◆ **To do**
Copy out all the entries exactly.

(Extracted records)
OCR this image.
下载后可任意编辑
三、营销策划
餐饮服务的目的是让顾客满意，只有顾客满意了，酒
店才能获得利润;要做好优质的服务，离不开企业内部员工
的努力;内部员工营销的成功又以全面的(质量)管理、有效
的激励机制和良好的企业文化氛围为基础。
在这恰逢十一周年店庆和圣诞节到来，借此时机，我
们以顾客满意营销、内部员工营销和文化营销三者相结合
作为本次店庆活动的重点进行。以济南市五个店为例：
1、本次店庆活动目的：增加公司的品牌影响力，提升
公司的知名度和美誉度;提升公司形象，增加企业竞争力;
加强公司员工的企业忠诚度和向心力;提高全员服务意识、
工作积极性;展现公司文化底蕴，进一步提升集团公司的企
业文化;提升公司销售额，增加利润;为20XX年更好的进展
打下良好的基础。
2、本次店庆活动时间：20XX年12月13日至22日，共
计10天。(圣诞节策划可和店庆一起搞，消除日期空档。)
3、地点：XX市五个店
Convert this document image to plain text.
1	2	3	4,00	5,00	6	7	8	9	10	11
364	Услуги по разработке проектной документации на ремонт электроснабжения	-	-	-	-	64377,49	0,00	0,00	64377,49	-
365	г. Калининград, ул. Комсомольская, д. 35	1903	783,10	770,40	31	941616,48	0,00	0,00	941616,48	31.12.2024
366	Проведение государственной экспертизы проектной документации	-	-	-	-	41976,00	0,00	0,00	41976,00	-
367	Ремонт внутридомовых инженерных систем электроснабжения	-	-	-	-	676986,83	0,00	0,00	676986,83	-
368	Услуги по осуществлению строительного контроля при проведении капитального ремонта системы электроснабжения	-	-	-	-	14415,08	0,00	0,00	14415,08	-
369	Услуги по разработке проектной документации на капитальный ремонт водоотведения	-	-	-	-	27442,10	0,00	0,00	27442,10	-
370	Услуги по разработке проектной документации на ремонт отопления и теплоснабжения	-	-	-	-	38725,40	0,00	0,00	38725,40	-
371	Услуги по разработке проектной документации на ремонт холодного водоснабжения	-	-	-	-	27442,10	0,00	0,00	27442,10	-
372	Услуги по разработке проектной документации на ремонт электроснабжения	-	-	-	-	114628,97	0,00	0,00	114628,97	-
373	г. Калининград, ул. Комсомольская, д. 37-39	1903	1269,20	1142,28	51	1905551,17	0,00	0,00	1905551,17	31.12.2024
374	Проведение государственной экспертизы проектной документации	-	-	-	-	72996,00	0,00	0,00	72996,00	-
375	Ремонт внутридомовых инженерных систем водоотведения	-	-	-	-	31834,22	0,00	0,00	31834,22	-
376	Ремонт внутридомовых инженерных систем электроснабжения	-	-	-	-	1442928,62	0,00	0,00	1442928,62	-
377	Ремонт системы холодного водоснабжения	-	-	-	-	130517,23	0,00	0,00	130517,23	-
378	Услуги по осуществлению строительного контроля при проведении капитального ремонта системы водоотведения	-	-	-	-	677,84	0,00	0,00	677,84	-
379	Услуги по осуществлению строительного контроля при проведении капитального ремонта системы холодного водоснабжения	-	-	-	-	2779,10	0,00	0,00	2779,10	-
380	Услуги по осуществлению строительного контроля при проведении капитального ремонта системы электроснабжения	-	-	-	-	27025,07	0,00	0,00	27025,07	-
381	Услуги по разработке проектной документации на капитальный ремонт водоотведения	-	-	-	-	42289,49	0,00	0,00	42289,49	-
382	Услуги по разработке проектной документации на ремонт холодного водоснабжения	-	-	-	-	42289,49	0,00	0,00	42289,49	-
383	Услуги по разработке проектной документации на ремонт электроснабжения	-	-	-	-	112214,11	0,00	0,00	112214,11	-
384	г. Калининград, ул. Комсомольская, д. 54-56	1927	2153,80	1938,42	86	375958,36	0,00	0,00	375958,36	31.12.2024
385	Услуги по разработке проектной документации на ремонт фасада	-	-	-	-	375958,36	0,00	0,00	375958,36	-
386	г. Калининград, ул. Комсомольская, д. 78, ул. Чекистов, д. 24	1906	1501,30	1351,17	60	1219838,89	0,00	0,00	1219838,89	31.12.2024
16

◆ **Solution for this exercise**
OCR this image.
下载后可任意编辑
三、营销策划
餐饮服务的目的是让顾客满意，只有顾客满意了，酒
店才能获得利润;要做好优质的服务，离不开企业内部员工
的努力;内部员工营销的成功又以全面的(质量)管理、有效
的激励机制和良好的企业文化氛围为基础。
在这恰逢十一周年店庆和圣诞节到来，借此时机，我
们以顾客满意营销、内部员工营销和文化营销三者相结合
作为本次店庆活动的重点进行。以济南市五个店为例：
1、本次店庆活动目的：增加公司的品牌影响力，提升
公司的知名度和美誉度;提升公司形象，增加企业竞争力;
加强公司员工的企业忠诚度和向心力;提高全员服务意识、
工作积极性;展现公司文化底蕴，进一步提升集团公司的企
业文化;提升公司销售额，增加利润;为20XX年更好的进展
打下良好的基础。
2、本次店庆活动时间：20XX年12月13日至22日，共
计10天。(圣诞节策划可和店庆一起搞，消除日期空档。)
3、地点：XX市五个店
Convert this document image to plain text.
1	2	3	4,00	5,00	6	7	8	9	10	11
364	Услуги по разработке проектной документации на ремонт электроснабжения	-	-	-	-	64377,49	0,00	0,00	64377,49	-
365	г. Калининград, ул. Комсомольская, д. 35	1903	783,10	770,40	31	941616,48	0,00	0,00	941616,48	31.12.2024
366	Проведение государственной экспертизы проектной документации	-	-	-	-	41976,00	0,00	0,00	41976,00	-
367	Ремонт внутридомовых инженерных систем электроснабжения	-	-	-	-	676986,83	0,00	0,00	676986,83	-
368	Услуги по осуществлению строительного контроля при проведении капитального ремонта системы электроснабжения	-	-	-	-	14415,08	0,00	0,00	14415,08	-
369	Услуги по разработке проектной документации на капитальный ремонт водоотведения	-	-	-	-	27442,10	0,00	0,00	27442,10	-
370	Услуги по разработке проектной документации на ремонт отопления и теплоснабжения	-	-	-	-	38725,40	0,00	0,00	38725,40	-
371	Услуги по разработке проектной документации на ремонт холодного водоснабжения	-	-	-	-	27442,10	0,00	0,00	27442,10	-
372	Услуги по разработке проектной документации на ремонт электроснабжения	-	-	-	-	114628,97	0,00	0,00	114628,97	-
373	г. Калининград, ул. Комсомольская, д. 37-39	1903	1269,20	1142,28	51	1905551,17	0,00	0,00	1905551,17	31.12.2024
374	Проведение государственной экспертизы проектной документации	-	-	-	-	72996,00	0,00	0,00	72996,00	-
375	Ремонт внутридомовых инженерных систем водоотведения	-	-	-	-	31834,22	0,00	0,00	31834,22	-
376	Ремонт внутридомовых инженерных систем электроснабжения	-	-	-	-	1442928,62	0,00	0,00	1442928,62	-
377	Ремонт системы холодного водоснабжения	-	-	-	-	130517,23	0,00	0,00	130517,23	-
378	Услуги по осуществлению строительного контроля при проведении капитального ремонта системы водоотведения	-	-	-	-	677,84	0,00	0,00	677,84	-
379	Услуги по осуществлению строительного контроля при проведении капитального ремонта системы холодного водоснабжения	-	-	-	-	2779,10	0,00	0,00	2779,10	-
380	Услуги по осуществлению строительного контроля при проведении капитального ремонта системы электроснабжения	-	-	-	-	27025,07	0,00	0,00	27025,07	-
381	Услуги по разработке проектной документации на капитальный ремонт водоотведения	-	-	-	-	42289,49	0,00	0,00	42289,49	-
382	Услуги по разработке проектной документации на ремонт холодного водоснабжения	-	-	-	-	42289,49	0,00	0,00	42289,49	-
383	Услуги по разработке проектной документации на ремонт электроснабжения	-	-	-	-	112214,11	0,00	0,00	112214,11	-
384	г. Калининград, ул. Комсомольская, д. 54-56	1927	2153,80	1938,42	86	375958,36	0,00	0,00	375958,36	31.12.2024
385	Услуги по разработке проектной документации на ремонт фасада	-	-	-	-	375958,36	0,00	0,00	375958,36	-
386	г. Калининград, ул. Комсомольская, д. 78, ул. Чекистов, д. 24	1906	1501,30	1351,17	60	1219838,89	0,00	0,00	1219838,89	31.12.2024
16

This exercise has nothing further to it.